## WORK TO DO
Only a number is wanted: how many lines in these records contain the word "cámara"?

## DATASET CONTENT

+===+

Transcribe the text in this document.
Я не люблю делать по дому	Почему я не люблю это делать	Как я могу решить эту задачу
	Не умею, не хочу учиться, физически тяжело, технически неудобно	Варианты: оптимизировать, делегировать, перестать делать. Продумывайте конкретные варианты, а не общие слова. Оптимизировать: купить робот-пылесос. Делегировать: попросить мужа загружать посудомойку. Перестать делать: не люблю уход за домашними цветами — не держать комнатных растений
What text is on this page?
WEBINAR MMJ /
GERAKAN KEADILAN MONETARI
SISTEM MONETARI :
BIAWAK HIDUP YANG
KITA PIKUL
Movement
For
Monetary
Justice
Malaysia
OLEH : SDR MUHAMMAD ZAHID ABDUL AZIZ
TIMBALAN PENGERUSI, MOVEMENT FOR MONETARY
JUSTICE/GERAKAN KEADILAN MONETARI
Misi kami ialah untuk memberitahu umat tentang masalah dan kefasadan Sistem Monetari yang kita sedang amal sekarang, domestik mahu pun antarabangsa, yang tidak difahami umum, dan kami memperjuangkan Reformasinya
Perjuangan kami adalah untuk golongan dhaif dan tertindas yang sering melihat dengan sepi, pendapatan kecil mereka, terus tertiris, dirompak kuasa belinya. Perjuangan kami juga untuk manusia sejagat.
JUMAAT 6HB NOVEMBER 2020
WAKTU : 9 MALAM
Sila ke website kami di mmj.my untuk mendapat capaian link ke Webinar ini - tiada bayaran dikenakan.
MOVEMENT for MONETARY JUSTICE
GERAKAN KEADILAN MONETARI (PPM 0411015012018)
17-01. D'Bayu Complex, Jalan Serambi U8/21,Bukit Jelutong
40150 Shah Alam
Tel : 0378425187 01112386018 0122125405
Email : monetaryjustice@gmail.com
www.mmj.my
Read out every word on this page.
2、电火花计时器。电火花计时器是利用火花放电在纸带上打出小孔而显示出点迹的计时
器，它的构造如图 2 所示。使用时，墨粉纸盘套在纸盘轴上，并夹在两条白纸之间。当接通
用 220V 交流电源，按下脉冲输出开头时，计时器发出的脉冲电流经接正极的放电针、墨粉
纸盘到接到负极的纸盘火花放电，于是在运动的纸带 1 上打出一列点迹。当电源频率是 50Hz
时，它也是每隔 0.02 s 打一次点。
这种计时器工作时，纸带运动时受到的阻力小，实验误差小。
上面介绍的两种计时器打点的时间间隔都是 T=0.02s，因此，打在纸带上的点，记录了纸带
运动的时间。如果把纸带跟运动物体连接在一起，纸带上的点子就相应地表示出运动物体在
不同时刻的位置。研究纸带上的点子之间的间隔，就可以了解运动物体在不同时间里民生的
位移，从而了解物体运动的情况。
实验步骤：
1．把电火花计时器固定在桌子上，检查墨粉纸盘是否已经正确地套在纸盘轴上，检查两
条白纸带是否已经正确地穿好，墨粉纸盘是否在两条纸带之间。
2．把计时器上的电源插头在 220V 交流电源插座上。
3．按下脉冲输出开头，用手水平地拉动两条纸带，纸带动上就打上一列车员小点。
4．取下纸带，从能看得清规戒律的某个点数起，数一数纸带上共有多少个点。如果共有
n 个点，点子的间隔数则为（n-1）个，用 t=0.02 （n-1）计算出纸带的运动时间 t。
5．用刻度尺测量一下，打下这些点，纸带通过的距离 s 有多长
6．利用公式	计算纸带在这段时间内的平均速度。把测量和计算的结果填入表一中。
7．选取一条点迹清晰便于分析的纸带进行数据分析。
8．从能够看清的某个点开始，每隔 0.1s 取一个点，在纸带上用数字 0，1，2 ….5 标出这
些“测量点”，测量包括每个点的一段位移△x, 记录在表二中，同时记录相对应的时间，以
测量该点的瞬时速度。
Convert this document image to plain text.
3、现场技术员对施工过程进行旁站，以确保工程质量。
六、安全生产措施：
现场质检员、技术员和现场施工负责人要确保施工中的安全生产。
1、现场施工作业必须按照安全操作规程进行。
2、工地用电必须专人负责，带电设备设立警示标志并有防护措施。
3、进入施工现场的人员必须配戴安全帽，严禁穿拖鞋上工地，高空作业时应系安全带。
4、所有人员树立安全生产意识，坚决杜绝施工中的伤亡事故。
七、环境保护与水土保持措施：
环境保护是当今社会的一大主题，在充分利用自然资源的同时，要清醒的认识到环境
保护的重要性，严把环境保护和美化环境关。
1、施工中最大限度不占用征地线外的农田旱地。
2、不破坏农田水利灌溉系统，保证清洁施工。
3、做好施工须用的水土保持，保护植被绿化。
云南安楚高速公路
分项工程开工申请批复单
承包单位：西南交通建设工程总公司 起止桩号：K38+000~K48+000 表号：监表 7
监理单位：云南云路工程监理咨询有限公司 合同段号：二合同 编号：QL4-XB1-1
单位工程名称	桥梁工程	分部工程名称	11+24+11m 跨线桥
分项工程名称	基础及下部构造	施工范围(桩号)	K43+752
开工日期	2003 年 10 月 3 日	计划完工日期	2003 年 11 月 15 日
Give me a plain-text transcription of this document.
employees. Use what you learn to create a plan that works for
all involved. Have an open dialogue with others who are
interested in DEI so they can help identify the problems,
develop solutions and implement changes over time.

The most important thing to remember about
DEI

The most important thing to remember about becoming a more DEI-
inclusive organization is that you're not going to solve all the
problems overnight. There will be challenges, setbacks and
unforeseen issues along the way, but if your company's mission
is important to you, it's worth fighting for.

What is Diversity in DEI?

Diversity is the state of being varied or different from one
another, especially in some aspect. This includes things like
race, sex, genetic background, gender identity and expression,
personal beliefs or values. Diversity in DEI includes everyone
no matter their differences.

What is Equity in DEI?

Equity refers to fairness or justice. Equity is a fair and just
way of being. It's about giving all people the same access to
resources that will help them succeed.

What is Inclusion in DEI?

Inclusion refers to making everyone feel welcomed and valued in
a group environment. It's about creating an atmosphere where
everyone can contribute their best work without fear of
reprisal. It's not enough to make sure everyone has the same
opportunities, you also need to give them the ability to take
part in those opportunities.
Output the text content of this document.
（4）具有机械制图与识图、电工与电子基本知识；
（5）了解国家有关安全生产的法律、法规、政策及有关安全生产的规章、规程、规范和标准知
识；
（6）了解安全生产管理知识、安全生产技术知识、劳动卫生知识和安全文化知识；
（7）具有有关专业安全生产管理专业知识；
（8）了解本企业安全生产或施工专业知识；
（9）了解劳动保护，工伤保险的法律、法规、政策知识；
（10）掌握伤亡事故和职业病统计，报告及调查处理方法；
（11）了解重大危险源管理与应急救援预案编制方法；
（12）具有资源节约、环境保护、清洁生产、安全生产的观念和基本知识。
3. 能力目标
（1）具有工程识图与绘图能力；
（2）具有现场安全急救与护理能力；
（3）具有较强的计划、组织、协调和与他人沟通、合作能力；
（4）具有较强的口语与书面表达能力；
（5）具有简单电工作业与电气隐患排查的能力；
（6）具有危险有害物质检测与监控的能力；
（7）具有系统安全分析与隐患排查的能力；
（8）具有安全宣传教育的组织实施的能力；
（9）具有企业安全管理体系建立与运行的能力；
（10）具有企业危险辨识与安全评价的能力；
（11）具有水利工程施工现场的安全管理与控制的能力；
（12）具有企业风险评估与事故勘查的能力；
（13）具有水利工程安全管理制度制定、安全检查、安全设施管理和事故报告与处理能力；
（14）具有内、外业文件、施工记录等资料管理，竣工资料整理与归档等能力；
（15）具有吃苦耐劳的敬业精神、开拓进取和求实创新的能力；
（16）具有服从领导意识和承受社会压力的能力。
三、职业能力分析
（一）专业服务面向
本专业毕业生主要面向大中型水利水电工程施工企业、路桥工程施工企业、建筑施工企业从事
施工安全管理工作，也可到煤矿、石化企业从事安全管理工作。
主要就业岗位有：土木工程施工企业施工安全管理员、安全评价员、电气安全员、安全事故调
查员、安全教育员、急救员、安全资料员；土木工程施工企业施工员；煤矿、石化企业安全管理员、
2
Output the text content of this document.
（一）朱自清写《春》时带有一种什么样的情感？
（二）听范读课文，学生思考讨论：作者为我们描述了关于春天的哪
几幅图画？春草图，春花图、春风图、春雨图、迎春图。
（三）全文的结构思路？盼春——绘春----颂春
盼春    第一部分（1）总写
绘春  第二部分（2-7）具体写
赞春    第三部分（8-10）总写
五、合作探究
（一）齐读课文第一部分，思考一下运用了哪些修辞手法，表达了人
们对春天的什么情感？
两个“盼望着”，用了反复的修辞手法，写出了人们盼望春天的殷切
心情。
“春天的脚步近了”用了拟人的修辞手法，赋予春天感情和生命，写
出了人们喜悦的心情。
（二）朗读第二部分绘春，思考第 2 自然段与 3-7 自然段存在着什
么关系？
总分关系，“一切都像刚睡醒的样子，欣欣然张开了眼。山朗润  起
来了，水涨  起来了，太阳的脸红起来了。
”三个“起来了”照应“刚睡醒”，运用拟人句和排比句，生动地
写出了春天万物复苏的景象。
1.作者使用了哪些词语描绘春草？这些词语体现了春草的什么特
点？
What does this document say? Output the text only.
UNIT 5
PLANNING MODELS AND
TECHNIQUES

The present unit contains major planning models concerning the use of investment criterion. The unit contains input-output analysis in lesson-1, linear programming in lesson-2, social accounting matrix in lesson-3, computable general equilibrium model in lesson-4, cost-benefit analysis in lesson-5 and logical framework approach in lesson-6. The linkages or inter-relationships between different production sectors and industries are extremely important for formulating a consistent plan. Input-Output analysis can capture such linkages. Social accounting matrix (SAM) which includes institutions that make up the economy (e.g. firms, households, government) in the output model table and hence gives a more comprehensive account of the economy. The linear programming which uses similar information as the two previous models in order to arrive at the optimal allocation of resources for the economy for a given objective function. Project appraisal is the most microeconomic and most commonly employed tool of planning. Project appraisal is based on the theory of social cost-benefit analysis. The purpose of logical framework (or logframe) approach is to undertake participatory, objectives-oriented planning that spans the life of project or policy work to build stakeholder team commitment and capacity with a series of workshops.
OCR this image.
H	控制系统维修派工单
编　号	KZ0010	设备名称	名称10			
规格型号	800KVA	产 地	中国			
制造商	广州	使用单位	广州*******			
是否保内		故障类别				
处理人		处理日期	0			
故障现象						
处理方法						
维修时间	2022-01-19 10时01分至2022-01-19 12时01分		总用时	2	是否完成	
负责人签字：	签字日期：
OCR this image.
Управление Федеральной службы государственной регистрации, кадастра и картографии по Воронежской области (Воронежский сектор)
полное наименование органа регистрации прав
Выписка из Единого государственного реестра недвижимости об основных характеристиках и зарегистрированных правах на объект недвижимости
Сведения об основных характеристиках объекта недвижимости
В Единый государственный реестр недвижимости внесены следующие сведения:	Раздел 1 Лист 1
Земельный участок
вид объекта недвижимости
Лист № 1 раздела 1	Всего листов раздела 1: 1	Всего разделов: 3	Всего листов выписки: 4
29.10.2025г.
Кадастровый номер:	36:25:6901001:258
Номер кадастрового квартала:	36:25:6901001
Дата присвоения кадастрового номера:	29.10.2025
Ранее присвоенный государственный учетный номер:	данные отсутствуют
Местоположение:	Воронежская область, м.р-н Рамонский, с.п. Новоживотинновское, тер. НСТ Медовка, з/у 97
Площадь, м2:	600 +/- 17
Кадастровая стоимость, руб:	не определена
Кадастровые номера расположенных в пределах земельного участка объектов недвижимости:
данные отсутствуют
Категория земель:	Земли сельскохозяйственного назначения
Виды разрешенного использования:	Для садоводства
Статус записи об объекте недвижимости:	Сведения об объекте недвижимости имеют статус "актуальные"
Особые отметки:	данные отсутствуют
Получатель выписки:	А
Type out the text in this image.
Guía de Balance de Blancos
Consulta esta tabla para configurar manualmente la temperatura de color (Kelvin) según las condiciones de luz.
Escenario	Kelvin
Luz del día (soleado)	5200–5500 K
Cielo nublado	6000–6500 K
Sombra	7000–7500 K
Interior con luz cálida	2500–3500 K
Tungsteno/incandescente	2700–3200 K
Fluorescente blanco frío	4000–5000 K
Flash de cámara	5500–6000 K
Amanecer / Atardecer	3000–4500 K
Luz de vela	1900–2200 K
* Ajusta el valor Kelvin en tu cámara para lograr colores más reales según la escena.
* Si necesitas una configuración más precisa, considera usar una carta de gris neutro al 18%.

+===+

## ANSWER TO THE EXERCISE
2